5. Mr. Dasgupta appearing for the appellants in the two appeals raises a common contention namely that the Courts below were wrong in admitting oral evidence to find that the compromise was comprehensive in its nature and apart from the terms in the sale deed in question there were other terms to be complied with which the plaintiffs of the subsequent suit had not accepted.

6. Section 92 of the Evidence Act provides as follows:

'Exclusion of evidence of oral agreement:-- When the terms of any such contract, grant or other disposition of property, or any matter required by law to be reduced to the form of a document, have been proved according to the last section, no evidence of any oral agreement or statement shall be admitted, as between the parties to any such instrument or their representatives-in-interest, for the purpose of contradicting, varying, adding to, or subtracting from, its terms:

Proviso (1) .....

(2) The existence of any separate oral agreement as to any matter on which a document is silent, and which is not inconsistent with its terms, may be proved. Tn considering whether or not this proviso applies, the Court shall have regard to the decree of formality of the document.

## [Written request]
In the court excerpt, find every purpose for which Section 92 bars evidence of any oral agreement or statement, and list them. The data has no role in this work.

(Data drawn from a collection)

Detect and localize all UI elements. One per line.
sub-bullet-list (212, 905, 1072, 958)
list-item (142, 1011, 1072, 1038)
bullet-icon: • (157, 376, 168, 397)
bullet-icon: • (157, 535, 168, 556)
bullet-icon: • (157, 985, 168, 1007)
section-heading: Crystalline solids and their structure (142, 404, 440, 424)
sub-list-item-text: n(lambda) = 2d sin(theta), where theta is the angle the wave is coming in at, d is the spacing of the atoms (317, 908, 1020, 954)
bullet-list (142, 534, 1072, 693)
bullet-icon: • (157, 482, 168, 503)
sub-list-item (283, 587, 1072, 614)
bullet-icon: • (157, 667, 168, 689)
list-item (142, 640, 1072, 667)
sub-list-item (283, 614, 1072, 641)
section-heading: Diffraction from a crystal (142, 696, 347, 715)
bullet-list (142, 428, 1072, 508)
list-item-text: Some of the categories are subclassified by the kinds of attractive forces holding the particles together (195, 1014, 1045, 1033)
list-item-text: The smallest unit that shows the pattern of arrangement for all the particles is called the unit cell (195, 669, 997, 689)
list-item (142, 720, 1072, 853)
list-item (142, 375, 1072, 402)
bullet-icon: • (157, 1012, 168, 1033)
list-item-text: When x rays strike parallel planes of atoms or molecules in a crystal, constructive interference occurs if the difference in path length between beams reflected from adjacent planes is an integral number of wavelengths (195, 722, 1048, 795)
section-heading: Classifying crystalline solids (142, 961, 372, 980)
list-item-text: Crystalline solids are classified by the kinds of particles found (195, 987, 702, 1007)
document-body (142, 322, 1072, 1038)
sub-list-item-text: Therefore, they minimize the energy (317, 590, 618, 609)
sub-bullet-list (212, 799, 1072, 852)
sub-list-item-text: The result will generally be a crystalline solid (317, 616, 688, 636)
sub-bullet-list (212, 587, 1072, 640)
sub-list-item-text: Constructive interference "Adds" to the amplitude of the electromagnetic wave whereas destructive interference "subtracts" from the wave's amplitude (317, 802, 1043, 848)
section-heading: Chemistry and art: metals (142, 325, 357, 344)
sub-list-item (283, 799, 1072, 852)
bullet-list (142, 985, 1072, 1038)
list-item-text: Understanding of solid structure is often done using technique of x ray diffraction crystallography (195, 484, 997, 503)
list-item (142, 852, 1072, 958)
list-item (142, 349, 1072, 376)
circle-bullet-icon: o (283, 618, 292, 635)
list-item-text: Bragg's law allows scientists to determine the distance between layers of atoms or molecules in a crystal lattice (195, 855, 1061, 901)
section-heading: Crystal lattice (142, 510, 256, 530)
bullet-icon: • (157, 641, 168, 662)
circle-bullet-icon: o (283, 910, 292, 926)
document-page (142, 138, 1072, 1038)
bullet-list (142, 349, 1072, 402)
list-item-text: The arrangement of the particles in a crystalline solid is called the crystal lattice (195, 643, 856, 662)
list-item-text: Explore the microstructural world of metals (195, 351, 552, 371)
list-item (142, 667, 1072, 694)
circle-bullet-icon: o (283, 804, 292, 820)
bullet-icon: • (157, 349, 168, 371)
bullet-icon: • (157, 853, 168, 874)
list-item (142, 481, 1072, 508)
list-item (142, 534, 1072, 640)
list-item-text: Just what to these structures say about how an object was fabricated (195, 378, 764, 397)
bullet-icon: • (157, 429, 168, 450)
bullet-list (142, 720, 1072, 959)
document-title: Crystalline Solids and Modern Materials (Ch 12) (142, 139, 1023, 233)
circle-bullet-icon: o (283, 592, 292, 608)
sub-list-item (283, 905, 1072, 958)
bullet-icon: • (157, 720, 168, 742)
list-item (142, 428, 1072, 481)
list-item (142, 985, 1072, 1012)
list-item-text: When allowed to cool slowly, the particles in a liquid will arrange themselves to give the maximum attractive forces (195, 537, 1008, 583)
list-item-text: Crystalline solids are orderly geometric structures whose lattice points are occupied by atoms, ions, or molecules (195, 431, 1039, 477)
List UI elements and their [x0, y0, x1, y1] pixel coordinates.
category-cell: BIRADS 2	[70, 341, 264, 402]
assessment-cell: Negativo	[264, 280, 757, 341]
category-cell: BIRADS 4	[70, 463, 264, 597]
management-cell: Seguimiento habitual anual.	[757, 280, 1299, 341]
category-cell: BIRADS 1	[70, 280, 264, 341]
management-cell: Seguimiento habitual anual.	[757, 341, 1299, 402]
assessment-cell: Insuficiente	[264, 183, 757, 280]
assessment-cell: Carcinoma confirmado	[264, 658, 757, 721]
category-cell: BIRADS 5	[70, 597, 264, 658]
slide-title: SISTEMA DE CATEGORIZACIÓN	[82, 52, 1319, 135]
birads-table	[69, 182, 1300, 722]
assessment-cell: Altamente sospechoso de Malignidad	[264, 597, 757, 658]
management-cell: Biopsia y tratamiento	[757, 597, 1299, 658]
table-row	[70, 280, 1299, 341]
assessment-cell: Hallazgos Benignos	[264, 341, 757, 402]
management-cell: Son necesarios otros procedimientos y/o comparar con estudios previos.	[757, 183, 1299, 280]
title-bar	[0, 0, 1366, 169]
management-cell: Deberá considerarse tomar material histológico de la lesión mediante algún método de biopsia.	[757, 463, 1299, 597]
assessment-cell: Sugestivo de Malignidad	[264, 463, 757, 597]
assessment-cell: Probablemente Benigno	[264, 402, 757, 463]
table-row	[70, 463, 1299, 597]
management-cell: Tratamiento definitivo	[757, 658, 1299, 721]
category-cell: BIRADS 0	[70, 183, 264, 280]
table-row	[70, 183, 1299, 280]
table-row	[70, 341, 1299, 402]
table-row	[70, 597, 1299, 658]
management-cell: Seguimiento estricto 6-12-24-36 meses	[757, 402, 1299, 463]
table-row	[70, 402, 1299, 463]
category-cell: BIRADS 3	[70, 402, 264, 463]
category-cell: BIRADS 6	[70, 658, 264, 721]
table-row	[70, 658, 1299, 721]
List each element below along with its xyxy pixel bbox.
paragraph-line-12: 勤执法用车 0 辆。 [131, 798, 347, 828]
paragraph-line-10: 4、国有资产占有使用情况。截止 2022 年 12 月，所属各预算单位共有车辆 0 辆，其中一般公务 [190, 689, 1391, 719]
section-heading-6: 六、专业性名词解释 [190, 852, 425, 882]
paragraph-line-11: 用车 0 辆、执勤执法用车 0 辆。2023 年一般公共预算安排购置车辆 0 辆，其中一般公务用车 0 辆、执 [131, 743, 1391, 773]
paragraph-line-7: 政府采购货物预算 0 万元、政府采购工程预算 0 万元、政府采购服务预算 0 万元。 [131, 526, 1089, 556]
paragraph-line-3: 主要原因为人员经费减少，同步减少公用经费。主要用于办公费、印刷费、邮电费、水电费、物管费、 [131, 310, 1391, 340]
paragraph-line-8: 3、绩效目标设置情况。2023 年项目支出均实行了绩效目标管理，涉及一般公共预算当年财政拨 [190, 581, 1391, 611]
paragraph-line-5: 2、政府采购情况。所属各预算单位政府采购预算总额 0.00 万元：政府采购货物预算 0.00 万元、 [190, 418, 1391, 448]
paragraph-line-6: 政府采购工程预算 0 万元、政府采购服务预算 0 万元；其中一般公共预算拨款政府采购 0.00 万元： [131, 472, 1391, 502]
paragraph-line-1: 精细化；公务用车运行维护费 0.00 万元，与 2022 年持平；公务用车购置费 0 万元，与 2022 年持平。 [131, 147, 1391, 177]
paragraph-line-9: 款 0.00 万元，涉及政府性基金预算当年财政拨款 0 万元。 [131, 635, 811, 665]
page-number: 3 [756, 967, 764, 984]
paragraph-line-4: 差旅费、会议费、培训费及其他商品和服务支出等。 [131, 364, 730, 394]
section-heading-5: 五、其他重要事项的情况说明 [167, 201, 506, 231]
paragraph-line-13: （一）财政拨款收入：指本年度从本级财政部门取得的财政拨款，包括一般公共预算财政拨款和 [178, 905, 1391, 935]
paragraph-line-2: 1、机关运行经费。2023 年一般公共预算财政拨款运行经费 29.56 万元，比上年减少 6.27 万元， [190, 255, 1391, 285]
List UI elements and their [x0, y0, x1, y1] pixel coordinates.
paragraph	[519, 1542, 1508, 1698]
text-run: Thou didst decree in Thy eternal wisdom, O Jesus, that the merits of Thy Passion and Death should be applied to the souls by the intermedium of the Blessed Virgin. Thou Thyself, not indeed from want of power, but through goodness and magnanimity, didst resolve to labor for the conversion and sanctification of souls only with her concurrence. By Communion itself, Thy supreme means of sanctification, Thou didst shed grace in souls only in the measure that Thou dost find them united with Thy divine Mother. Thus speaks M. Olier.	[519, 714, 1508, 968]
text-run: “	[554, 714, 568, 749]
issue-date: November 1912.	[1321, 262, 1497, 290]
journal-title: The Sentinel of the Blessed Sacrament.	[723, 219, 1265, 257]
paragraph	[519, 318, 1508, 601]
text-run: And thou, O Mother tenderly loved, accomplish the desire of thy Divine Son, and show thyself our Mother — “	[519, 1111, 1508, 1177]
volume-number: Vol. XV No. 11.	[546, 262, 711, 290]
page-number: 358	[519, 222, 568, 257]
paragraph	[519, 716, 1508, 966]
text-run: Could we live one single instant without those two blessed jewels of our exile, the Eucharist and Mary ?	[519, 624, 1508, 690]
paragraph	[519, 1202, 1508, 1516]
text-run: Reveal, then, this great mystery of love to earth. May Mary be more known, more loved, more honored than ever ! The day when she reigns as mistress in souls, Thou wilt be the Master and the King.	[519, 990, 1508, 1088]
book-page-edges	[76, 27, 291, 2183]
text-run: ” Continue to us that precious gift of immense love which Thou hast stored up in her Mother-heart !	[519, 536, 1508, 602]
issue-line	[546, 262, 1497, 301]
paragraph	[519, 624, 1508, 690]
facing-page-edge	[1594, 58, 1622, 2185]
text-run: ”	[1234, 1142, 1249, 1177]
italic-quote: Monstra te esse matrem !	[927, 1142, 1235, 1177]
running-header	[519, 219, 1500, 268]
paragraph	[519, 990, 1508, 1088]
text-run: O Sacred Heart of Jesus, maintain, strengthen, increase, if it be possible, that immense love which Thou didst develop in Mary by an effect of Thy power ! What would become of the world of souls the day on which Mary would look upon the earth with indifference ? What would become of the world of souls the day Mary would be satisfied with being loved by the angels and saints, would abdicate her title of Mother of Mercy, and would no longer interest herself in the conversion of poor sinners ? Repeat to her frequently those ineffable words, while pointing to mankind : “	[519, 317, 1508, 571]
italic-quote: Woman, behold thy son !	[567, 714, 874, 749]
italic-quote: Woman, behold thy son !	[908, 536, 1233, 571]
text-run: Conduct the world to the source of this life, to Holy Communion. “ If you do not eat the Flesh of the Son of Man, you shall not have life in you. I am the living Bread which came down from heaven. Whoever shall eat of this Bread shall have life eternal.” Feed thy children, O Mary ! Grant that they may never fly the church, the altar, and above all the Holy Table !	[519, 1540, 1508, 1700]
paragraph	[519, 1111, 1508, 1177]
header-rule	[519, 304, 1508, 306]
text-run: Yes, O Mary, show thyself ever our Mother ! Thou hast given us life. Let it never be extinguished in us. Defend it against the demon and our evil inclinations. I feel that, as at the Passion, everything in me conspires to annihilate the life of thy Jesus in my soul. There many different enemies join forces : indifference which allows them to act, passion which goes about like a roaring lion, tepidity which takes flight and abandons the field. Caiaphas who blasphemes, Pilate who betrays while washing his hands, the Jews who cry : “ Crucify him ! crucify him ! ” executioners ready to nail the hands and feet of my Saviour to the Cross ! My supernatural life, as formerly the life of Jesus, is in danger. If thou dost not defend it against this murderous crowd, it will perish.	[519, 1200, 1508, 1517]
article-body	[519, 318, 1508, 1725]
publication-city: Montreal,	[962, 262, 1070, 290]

## [Full solution]
- Contradicting the instrument's terms
- Varying its terms
- Adding to its terms
- Subtracting from its terms